◆ Given text:
----
In example operation 408, the background segmentation sub-module 304 of the image segmentation module 302 may segment out the identified background objects from the one or more images and the body part segmentation sub-module 306 of the image segmentation module 302 may segment out the identified body-parts of person and other foreign objects from the foreground objects in order to identify the pixels associated with only the product within the one or more images. For example, segmenting out the identified background objects from the one or more images and segmenting out the identified body-parts of persons and other foreign objects from the foreground objects may be achieved by selecting all pixels within the one or more images that are not identified to be one of the one or more background objects in operation 404 or one of the one or more body parts in operation 406.

In example operation 410, the product outline sub-module 308 may receive the one or more images with the identified product pixels from operation 408 and localize the product by adding a dense outline that encompasses the boundary of the localized object. Adding the outlines for the product in each of the one or more images may help distinguish the shape, size and position of the product within the image. The miss scan detection module 310 may use the outline product within each of the images and the time stamps associated with each of the images to further identify whether the product position moved from one side of the flatbed area 104 to another across a time interval to be classified as a scanning action.

FIG. 5 illustrates an example method 500 of detecting miss scans at a checkout lane 100 using the miss scan detection engine from FIG. 2.

In example operation 502, the miss scan detection module 310 may receive one or more images with localized, outlined product from the from the product outline sub-module 308. For example, the one or more images with localized, outlined product may be produced by the product outline sub-module 308 as described in operation 410 of FIG. 4.

In example operation 504, the miss scan detection module 310 may determine whether the localized outlined product within the one or more images moves across the flatbed area 104 of the self-checkout unit 102 over a time interval. The movement of the localized outlined product across the flatbed area 104 of the self-checkout unit 102 may be used as a method for determining whether a scanning action associated with the product was performed by the user.

For example, the miss scan detection module 310 may organize the one or more images with the localized, outlined product based on ascending timestamps and determine whether the position of the localized product withing each of the images moves as the time stamp value increases and whether the movement of the position of the localized, outlined product within each of the images over a time interval is in a direction that extends from the basket area 118 towards the bagging area 120 of the self-checkout unit 102.
----
◆ Dataset content:

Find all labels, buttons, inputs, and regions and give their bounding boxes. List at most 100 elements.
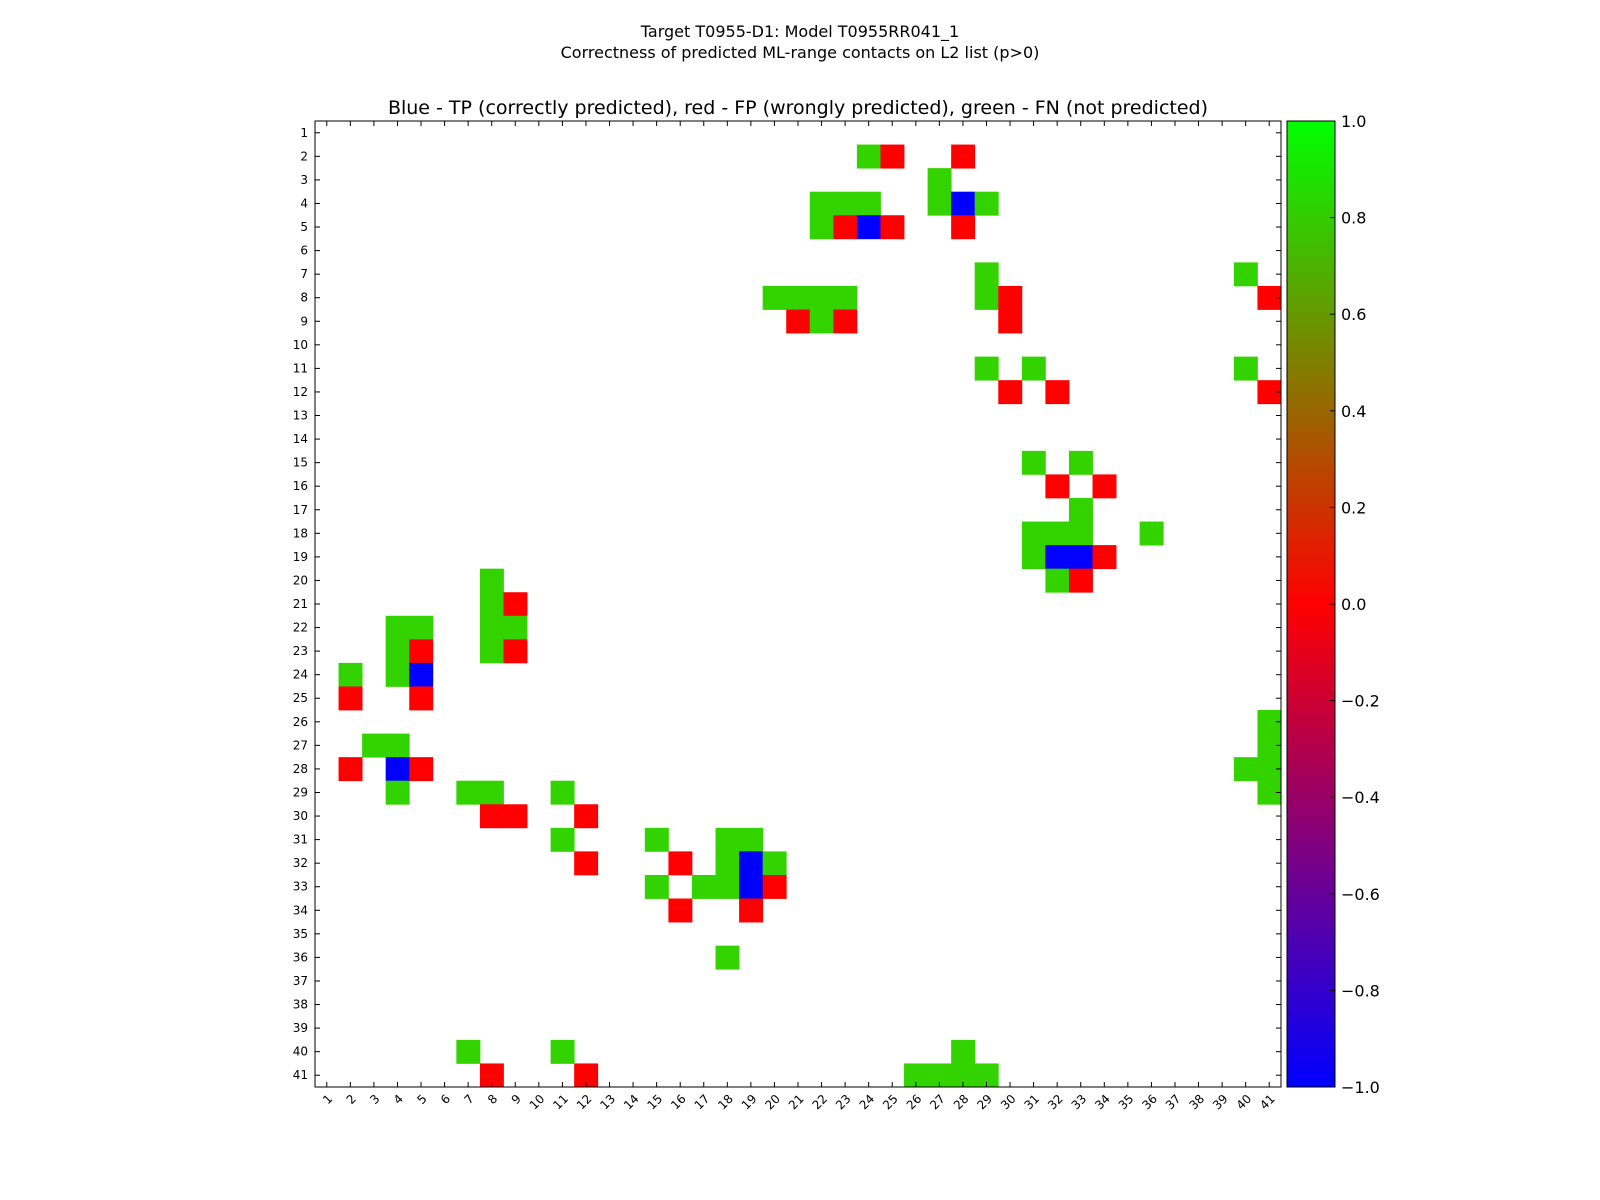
y-tick-label-25: 25 xyxy=(293,691,308,705)
cell-fn-r9-c22 xyxy=(809,309,834,334)
cell-fn-r8-c22 xyxy=(809,285,834,310)
y-tick-label-34: 34 xyxy=(293,903,308,917)
y-tick-label-16: 16 xyxy=(293,479,308,493)
cell-fn-r5-c22 xyxy=(809,215,834,240)
cell-fn-r32-c20 xyxy=(762,851,787,876)
x-tick-label-28: 28 xyxy=(951,1092,972,1113)
y-tick-label-21: 21 xyxy=(293,597,308,611)
colorbar-ticks xyxy=(1330,120,1335,1088)
colorbar-tick-label-4: 0.2 xyxy=(1341,498,1366,517)
cell-fn-r18-c32 xyxy=(1045,521,1070,546)
cell-fp-r25-c5 xyxy=(409,686,434,711)
cell-fp-r19-c34 xyxy=(1092,545,1117,570)
x-tick-label-22: 22 xyxy=(809,1092,830,1113)
cell-fn-r24-c2 xyxy=(338,662,363,687)
cell-fn-r8-c20 xyxy=(762,285,787,310)
cell-fn-r19-c31 xyxy=(1021,545,1046,570)
cell-fn-r17-c33 xyxy=(1068,497,1093,522)
y-tick-label-2: 2 xyxy=(300,149,308,163)
suptitle-description: Correctness of predicted ML-range contac… xyxy=(560,43,1040,62)
y-tick-label-27: 27 xyxy=(293,738,308,752)
cell-fp-r41-c8 xyxy=(479,1063,504,1088)
y-tick-labels: 1234567891011121314151617181920212223242… xyxy=(293,126,308,1082)
cell-fn-r4-c23 xyxy=(833,191,858,216)
cell-fn-r22-c5 xyxy=(409,615,434,640)
cell-fn-r28-c41 xyxy=(1257,757,1282,782)
x-tick-label-8: 8 xyxy=(485,1092,500,1107)
cell-fp-r5-c28 xyxy=(951,215,976,240)
y-tick-label-19: 19 xyxy=(293,550,308,564)
cell-fp-r23-c9 xyxy=(503,639,528,664)
cell-fn-r41-c29 xyxy=(974,1063,999,1088)
y-tick-label-35: 35 xyxy=(293,927,308,941)
cell-fn-r8-c29 xyxy=(974,285,999,310)
x-tick-label-13: 13 xyxy=(597,1092,618,1113)
cell-fn-r40-c28 xyxy=(951,1039,976,1064)
cell-fn-r18-c31 xyxy=(1021,521,1046,546)
y-tick-label-9: 9 xyxy=(300,314,308,328)
cell-fn-r11-c31 xyxy=(1021,356,1046,381)
x-tick-label-32: 32 xyxy=(1045,1092,1066,1113)
cell-fn-r31-c19 xyxy=(739,827,764,852)
cell-fn-r29-c11 xyxy=(550,780,575,805)
y-tick-label-1: 1 xyxy=(300,126,308,140)
cell-fp-r41-c12 xyxy=(574,1063,599,1088)
colorbar-tick-label-10: −1.0 xyxy=(1341,1078,1380,1097)
x-tick-label-15: 15 xyxy=(645,1092,666,1113)
colorbar-tick-labels: 1.0 0.8 0.6 0.4 0.2 0.0 −0.2 −0.4 −0.6 −0.8 −1.0 xyxy=(1341,112,1380,1097)
suptitle-target: Target T0955-D1: Model T0955RR041_1 xyxy=(640,22,960,41)
cell-fn-r24-c4 xyxy=(385,662,410,687)
x-tick-label-11: 11 xyxy=(550,1092,571,1113)
y-tick-label-24: 24 xyxy=(293,668,308,682)
x-tick-label-10: 10 xyxy=(527,1092,548,1113)
x-tick-label-33: 33 xyxy=(1069,1092,1090,1113)
cell-fn-r33-c17 xyxy=(691,874,716,899)
cell-fp-r21-c9 xyxy=(503,592,528,617)
cell-fn-r20-c8 xyxy=(479,568,504,593)
x-tick-label-35: 35 xyxy=(1116,1092,1137,1113)
cell-tp-r33-c19 xyxy=(739,874,764,899)
cell-fn-r29-c7 xyxy=(456,780,481,805)
cell-fp-r34-c16 xyxy=(668,898,693,923)
y-tick-label-23: 23 xyxy=(293,644,308,658)
cell-fp-r5-c23 xyxy=(833,215,858,240)
x-tick-label-16: 16 xyxy=(668,1092,689,1113)
y-tick-label-3: 3 xyxy=(300,173,308,187)
y-tick-label-38: 38 xyxy=(293,998,308,1012)
cell-fn-r22-c4 xyxy=(385,615,410,640)
cell-fn-r7-c29 xyxy=(974,262,999,287)
cell-fp-r9-c23 xyxy=(833,309,858,334)
y-tick-label-18: 18 xyxy=(293,526,308,540)
x-tick-label-34: 34 xyxy=(1092,1092,1113,1113)
cell-fn-r27-c41 xyxy=(1257,733,1282,758)
y-tick-label-40: 40 xyxy=(293,1045,308,1059)
cell-fn-r2-c24 xyxy=(856,144,881,169)
x-tick-label-2: 2 xyxy=(344,1092,359,1107)
colorbar-tick-label-8: −0.6 xyxy=(1341,885,1380,904)
cell-fn-r41-c28 xyxy=(951,1063,976,1088)
x-tick-label-26: 26 xyxy=(904,1092,925,1113)
y-tick-label-6: 6 xyxy=(300,244,308,258)
cell-fp-r30-c8 xyxy=(479,804,504,829)
cell-fp-r28-c2 xyxy=(338,757,363,782)
x-tick-label-12: 12 xyxy=(574,1092,595,1113)
y-tick-label-11: 11 xyxy=(293,361,308,375)
y-tick-label-10: 10 xyxy=(293,338,308,352)
x-tick-label-7: 7 xyxy=(461,1092,476,1107)
cell-fn-r3-c27 xyxy=(927,168,952,193)
cell-fp-r16-c34 xyxy=(1092,474,1117,499)
cell-fn-r11-c29 xyxy=(974,356,999,381)
x-tick-label-37: 37 xyxy=(1163,1092,1184,1113)
x-tick-label-27: 27 xyxy=(927,1092,948,1113)
y-tick-label-14: 14 xyxy=(293,432,308,446)
x-tick-label-9: 9 xyxy=(509,1092,524,1107)
y-tick-label-33: 33 xyxy=(293,880,308,894)
cell-fp-r2-c28 xyxy=(951,144,976,169)
cell-tp-r24-c5 xyxy=(409,662,434,687)
cell-fp-r25-c2 xyxy=(338,686,363,711)
cell-fn-r41-c26 xyxy=(904,1063,928,1088)
cell-fp-r2-c25 xyxy=(880,144,905,169)
cell-fn-r29-c41 xyxy=(1257,780,1282,805)
y-tick-label-31: 31 xyxy=(293,833,308,847)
----
◆ Exercise instructions:
A: Reproduce the self-checkout miss scan passage verbatim from "FIG. 5 illustrates" to "410 of FIG. 4.".
B: Carry the self-checkout miss scan passage forward from its final sentence.

◆ Answers for this exercise:
A:
FIG. 5 illustrates an example method 500 of detecting miss scans at a checkout lane 100 using the miss scan detection engine from FIG. 2.

In example operation 502, the miss scan detection module 310 may receive one or more images with localized, outlined product from the from the product outline sub-module 308. For example, the one or more images with localized, outlined product may be produced by the product outline sub-module 308 as described in operation 410 of FIG. 4.

B:
In a case where only one image was received from the one or more imaging devices 110 and/or overhead imaging device 122 in operation 402 and/or 502, a determination of whether the localized, outlined product may be made based on whether the localized, outlined product is positioned adjacent or on top of the flatbed area 104 of the self-checkout unit 102 in the received image. If the localized, outlined product is positioned adjacent or on top of the flatbed area 104 of the self-checkout unit 102 in the received image, the miss scan detection module 310 may determine that the localized, outlined product moved across the flatbed area 104 of the self-checkout unit 504. Otherwise, the miss scan detection module 310 may determine that the localized, outlined product did not move across the flatbed area 104 of the self-checkout unit 504

The example operation 504 may proceed to example operation 506 if the miss scan determination module 310 makes a determination that the localized, outlined product did not move across the flatbed area 104 of the self-checkout area 102 as outlined above. Alternatively, the example operation 504 may proceed to example operation 508 if the miss scan determination module 310 makes a determination that the localized, outlined product did move across the flatbed area 104 of the self-checkout area 102 as outlined above.

In example operation 506, upon determining that the localized, outlined product did not move across the flatbed area 104 of the self-checkout area 102 in a direction extending from the basket area 118 towards the bagging area 120 in the one or more images, the miss scan determination module 310 may determine that no scanning action was performed by the user. If so, the miss scan determination module 310 may complete the analysis of the scanning event and continue with the next scanning event by analyzing the next set of one or more images associated with the next scanning event using example method 500.

In example operation 508, upon determining that the localized, outlined product did move across the flatbed area 104 of the self-checkout area 102 in a direction extending from the basket area 118 towards the bagging area 120 in the one or more images, the miss scan determination module 310 may determine that a scanning action was performed by the user. If so, the miss scan determination module 310 may proceed with example operations 510-518 to further determine if there was in fact a miss scan theft incident.

In example operation 510, the miss scan determination module 310 may estimate the time at which the scanning action was performed. For example, the miss scan determination module 310 may use the time stamp values associated with the one or more images to estimate a time or a time interval period during which the localized, outlined product was positioned adjacent or on top of the flatbed area 104. Since the one or more scanning devices 106 are positioned adjacent to or integrated into the flatbed area 104, any scanning of the product is likely to happen when the product is adjacent to the one or more scanning devices 106. Thus, the scanning action may be estimated to have happened when the product is adjacent or over the flatbed area 104 and the time or time interval during which the localized, outline product is adjacent or on top of the flatbed area 104 may be estimated as the time at which the scanning action is likely to have been performed by the user.

In example operation 512, the miss scan determination module 310 may retrieve the transaction data for the estimated time interval from the POS terminal 112. For example, the miss scan detection module 310 may retrieve transaction data, as recorded by the POS terminal 112, for the time interval, as estimated in operation 510, for when the product was likely scanned at the self-checkout unit 102 by the user, the miss scan may retrieve transaction data as recorded by the POS terminal 112. In some examples, the miss scan detection module 310 may retrieve data additional transaction data for time intervals surrounding the estimated time interval as well.

In example operation 514, the miss scan determination module 310 may determine whether a checkout transaction for a product was present within the transaction data retrieved for the estimated time in operation 512. The presence of check out transaction, as captured by the one or more scanning devices 106 and recorded by the POS terminal 112, may indicate that a product was indeed scanned at a time close to the time of the scan action as estimated in operation 510.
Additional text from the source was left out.